Brief:
What lines of the data hold the string "image"? Pull each one out.

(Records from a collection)

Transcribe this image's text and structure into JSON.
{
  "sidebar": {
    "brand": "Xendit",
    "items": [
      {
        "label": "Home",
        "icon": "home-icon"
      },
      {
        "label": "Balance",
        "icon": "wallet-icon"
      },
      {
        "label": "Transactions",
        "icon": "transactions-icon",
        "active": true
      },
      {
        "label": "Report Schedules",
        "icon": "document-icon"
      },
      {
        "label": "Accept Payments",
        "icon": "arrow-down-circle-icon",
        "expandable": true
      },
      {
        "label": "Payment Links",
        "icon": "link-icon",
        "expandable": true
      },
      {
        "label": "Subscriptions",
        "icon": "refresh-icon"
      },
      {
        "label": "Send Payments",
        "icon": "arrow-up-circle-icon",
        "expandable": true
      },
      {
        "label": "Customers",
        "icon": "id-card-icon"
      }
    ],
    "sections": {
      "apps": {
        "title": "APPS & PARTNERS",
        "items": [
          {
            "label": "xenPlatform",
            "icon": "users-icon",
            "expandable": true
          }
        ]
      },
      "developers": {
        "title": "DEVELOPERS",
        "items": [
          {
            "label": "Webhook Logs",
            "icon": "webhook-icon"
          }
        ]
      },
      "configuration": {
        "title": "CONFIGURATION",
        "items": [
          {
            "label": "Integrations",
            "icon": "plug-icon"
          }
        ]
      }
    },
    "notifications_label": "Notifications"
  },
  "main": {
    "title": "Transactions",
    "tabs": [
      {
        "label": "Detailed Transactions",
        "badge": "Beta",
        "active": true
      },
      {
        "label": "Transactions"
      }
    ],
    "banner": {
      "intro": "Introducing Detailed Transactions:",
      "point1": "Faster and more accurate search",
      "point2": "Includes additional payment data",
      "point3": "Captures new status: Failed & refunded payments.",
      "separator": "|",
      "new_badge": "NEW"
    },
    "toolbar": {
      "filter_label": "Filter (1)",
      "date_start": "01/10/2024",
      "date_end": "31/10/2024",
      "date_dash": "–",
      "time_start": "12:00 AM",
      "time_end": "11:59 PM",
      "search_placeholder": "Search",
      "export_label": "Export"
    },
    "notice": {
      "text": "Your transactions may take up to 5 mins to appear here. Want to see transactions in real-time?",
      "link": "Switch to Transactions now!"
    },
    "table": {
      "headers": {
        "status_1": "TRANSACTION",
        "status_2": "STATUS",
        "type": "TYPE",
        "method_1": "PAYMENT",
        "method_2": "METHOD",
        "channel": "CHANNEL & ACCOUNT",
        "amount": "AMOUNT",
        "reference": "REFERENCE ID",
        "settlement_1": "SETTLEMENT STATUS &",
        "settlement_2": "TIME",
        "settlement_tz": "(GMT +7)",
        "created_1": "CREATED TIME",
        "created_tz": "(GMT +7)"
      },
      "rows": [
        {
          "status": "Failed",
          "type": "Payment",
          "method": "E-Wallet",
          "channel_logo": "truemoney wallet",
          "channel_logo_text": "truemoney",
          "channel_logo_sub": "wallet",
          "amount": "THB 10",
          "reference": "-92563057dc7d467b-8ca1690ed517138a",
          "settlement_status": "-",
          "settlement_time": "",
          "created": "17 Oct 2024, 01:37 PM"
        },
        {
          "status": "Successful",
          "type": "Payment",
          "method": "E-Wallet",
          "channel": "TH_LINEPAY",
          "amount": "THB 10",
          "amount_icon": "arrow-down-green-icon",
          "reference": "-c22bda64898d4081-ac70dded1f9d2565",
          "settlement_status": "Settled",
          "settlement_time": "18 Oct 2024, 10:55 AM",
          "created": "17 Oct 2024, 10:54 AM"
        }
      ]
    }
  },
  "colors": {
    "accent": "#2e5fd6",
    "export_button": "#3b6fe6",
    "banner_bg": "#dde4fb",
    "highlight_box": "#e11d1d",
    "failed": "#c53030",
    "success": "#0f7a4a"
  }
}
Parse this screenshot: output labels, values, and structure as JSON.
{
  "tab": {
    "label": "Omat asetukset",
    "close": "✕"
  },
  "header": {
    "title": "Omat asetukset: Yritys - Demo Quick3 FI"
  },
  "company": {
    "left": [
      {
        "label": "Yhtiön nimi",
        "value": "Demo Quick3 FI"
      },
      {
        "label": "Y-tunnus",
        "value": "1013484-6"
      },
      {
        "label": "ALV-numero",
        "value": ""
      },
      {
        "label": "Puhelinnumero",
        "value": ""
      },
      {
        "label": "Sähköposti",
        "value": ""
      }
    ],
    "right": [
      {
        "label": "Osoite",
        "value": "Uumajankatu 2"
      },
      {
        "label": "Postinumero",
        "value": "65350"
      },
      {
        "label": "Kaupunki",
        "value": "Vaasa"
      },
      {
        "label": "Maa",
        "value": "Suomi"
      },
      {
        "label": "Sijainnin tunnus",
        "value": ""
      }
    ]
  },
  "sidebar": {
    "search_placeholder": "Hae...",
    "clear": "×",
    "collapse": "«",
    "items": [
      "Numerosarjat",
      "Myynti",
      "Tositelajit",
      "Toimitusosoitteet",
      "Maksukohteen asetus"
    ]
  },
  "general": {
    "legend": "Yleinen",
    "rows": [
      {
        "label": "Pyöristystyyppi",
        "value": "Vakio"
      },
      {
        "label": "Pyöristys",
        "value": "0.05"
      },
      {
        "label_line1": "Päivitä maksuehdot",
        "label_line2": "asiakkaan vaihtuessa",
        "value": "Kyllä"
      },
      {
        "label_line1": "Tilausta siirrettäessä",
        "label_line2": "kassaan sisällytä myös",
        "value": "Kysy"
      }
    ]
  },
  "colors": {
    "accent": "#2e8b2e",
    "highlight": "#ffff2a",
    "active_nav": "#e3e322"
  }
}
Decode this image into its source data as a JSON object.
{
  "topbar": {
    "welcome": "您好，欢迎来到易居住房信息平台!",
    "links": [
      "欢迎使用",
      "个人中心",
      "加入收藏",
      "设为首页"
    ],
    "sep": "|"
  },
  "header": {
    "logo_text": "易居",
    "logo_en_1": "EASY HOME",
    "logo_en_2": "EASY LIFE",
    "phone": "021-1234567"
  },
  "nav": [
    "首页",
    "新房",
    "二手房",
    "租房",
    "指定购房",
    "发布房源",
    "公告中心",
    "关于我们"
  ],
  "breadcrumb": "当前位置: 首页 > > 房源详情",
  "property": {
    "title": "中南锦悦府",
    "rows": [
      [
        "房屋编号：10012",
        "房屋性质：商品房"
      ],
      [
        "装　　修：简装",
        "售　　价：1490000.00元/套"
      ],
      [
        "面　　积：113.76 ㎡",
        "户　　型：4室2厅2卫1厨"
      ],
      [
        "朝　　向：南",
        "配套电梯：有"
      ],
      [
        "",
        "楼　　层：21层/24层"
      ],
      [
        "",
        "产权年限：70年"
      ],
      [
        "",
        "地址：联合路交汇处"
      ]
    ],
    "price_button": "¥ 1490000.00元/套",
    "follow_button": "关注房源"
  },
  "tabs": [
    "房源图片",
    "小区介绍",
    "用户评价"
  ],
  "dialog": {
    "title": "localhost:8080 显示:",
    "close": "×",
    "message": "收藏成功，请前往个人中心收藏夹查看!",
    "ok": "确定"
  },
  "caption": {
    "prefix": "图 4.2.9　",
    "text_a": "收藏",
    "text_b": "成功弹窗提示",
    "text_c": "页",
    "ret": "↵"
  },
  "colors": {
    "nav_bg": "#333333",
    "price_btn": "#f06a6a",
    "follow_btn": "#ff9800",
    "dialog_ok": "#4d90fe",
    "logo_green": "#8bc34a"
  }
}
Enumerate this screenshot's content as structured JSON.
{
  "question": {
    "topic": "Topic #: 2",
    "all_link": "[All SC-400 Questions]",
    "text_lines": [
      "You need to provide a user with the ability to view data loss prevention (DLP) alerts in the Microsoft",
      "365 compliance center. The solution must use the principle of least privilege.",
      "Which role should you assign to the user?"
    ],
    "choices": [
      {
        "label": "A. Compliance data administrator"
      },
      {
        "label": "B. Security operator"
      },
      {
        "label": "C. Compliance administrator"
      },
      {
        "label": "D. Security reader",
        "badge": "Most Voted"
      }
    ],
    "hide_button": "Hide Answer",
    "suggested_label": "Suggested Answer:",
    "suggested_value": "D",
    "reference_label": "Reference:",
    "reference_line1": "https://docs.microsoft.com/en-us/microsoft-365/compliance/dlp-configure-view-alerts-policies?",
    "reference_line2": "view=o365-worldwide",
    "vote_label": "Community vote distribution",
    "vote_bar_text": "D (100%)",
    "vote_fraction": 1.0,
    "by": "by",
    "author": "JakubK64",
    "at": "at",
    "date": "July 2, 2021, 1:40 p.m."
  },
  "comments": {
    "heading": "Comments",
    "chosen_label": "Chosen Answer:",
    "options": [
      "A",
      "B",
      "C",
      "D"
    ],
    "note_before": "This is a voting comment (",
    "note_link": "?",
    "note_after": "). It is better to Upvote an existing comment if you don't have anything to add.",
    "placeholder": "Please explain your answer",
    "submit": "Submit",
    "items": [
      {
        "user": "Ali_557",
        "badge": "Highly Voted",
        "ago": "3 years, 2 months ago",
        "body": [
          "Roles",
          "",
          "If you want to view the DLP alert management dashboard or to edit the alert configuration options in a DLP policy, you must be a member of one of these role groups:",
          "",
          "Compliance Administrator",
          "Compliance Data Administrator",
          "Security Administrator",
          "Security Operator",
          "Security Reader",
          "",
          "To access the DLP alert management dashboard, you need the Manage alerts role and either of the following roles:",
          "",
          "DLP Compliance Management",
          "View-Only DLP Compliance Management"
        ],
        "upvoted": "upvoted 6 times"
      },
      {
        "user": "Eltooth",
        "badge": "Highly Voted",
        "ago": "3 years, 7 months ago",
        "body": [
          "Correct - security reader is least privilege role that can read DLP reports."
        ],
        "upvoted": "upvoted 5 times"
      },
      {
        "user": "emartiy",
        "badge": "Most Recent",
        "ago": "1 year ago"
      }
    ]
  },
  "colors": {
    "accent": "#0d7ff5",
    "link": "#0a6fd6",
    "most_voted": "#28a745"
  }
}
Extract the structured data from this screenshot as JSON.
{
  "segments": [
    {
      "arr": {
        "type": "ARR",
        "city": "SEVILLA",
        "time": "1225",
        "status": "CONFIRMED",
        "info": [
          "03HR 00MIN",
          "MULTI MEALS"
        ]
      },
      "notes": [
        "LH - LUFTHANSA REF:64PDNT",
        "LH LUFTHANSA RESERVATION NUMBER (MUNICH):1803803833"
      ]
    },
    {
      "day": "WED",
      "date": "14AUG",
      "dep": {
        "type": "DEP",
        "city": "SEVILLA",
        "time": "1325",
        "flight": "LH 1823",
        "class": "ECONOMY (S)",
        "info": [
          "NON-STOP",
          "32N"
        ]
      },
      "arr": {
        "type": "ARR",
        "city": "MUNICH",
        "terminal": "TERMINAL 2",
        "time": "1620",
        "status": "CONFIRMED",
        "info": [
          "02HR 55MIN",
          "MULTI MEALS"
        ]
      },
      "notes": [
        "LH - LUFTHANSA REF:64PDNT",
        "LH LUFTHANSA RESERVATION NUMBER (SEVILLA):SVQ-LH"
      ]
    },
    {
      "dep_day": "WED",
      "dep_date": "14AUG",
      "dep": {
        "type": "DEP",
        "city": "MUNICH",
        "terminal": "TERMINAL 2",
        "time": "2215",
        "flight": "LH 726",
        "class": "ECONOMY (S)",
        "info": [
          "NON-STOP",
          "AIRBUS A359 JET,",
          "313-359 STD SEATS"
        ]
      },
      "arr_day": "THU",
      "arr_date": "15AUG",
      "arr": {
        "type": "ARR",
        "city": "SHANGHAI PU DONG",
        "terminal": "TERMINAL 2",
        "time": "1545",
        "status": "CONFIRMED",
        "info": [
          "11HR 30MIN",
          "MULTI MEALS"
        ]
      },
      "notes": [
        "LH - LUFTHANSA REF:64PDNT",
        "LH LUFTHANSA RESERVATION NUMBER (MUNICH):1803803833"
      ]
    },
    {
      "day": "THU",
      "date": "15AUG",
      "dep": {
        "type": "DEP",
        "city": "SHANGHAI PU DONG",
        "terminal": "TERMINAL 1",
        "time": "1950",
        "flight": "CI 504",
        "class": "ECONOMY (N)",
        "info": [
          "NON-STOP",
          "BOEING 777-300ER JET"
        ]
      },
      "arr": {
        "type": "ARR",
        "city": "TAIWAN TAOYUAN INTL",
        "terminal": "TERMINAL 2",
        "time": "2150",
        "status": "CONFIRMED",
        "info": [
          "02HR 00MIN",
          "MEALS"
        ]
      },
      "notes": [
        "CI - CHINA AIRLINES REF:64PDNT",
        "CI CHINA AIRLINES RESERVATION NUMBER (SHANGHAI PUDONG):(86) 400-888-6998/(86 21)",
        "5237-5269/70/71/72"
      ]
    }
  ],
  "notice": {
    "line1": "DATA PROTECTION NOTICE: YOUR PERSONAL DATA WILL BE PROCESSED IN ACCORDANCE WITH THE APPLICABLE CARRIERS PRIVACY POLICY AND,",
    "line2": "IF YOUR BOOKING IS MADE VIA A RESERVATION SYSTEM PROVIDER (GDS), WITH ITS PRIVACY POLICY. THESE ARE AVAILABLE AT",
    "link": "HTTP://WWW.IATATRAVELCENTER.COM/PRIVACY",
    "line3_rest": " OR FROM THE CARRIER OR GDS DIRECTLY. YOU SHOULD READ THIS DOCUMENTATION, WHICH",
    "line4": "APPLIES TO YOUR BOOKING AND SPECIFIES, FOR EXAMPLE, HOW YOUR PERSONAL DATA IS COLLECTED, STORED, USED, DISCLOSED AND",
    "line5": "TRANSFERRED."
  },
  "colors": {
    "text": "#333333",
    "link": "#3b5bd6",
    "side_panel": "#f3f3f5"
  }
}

Exercise answer:
Transcribe this image's text and structure into JSON.
Decode this image into its source data as a JSON object.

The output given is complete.